■ **Work to do**: Copy each entry below line for line without changing anything, and leave the pictures out of your copy.

***

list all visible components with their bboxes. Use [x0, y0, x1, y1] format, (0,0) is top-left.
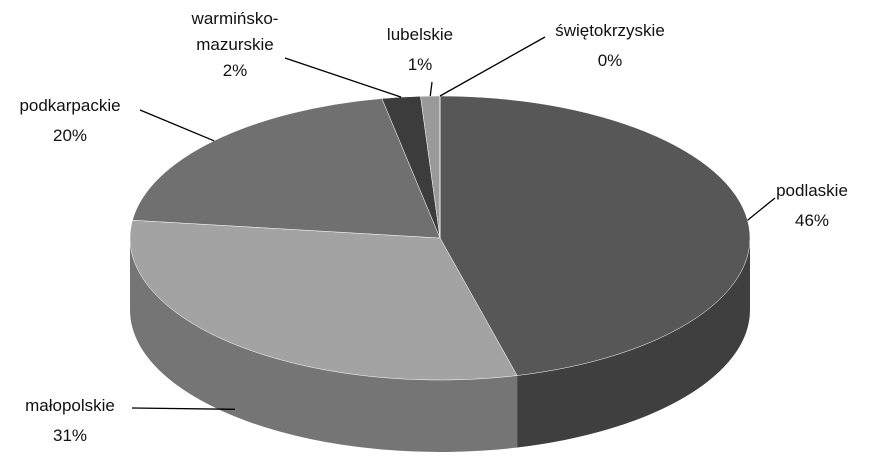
category-label: świętokrzyskie — [555, 21, 665, 40]
leader-line — [131, 407, 236, 410]
category-label: warmińsko-mazurskie — [191, 9, 279, 54]
data-label: lubelskie 1% — [355, 20, 485, 80]
value-label: 31% — [52, 426, 88, 445]
value-label: 20% — [52, 126, 88, 145]
slice — [129, 219, 518, 381]
slice — [132, 98, 441, 239]
value-label: 0% — [597, 51, 623, 70]
leader-line — [284, 57, 402, 98]
category-label: małopolskie — [25, 396, 115, 415]
data-label: świętokrzyskie 0% — [545, 16, 675, 76]
leader-line — [439, 36, 546, 97]
value-label: 2% — [222, 61, 248, 80]
leader-line — [747, 197, 776, 221]
value-label: 1% — [407, 55, 433, 74]
category-label: lubelskie — [386, 25, 454, 44]
data-label: podkarpackie 20% — [5, 91, 135, 151]
category-label: podlaskie — [776, 181, 848, 200]
leader-line — [429, 81, 433, 97]
slice-side — [517, 238, 750, 448]
data-label: warmińsko-mazurskie 2% — [185, 6, 285, 84]
data-label: małopolskie 31% — [5, 391, 135, 451]
value-label: 46% — [794, 211, 830, 230]
category-label: podkarpackie — [19, 96, 121, 115]
data-label: podlaskie 46% — [747, 176, 876, 236]
slice-side — [130, 238, 518, 452]
leader-line — [139, 109, 215, 142]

***

■ **Correct response**:
list all visible components with their bboxes. Use [x0, y0, x1, y1] format, (0,0) is top-left.
category-label: świętokrzyskie — [555, 21, 665, 40]
leader-line — [131, 407, 236, 410]
category-label: warmińsko-mazurskie — [191, 9, 279, 54]
data-label: lubelskie 1% — [355, 20, 485, 80]
value-label: 31% — [52, 426, 88, 445]
value-label: 20% — [52, 126, 88, 145]
slice — [129, 219, 518, 381]
slice — [132, 98, 441, 239]
value-label: 0% — [597, 51, 623, 70]
leader-line — [284, 57, 402, 98]
category-label: małopolskie — [25, 396, 115, 415]
data-label: świętokrzyskie 0% — [545, 16, 675, 76]
leader-line — [439, 36, 546, 97]
value-label: 2% — [222, 61, 248, 80]
leader-line — [747, 197, 776, 221]
value-label: 1% — [407, 55, 433, 74]
category-label: lubelskie — [386, 25, 454, 44]
data-label: podkarpackie 20% — [5, 91, 135, 151]
category-label: podlaskie — [776, 181, 848, 200]
leader-line — [429, 81, 433, 97]
slice-side — [517, 238, 750, 448]
data-label: warmińsko-mazurskie 2% — [185, 6, 285, 84]
data-label: małopolskie 31% — [5, 391, 135, 451]
value-label: 46% — [794, 211, 830, 230]
category-label: podkarpackie — [19, 96, 121, 115]
data-label: podlaskie 46% — [747, 176, 876, 236]
slice-side — [130, 238, 518, 452]
leader-line — [139, 109, 215, 142]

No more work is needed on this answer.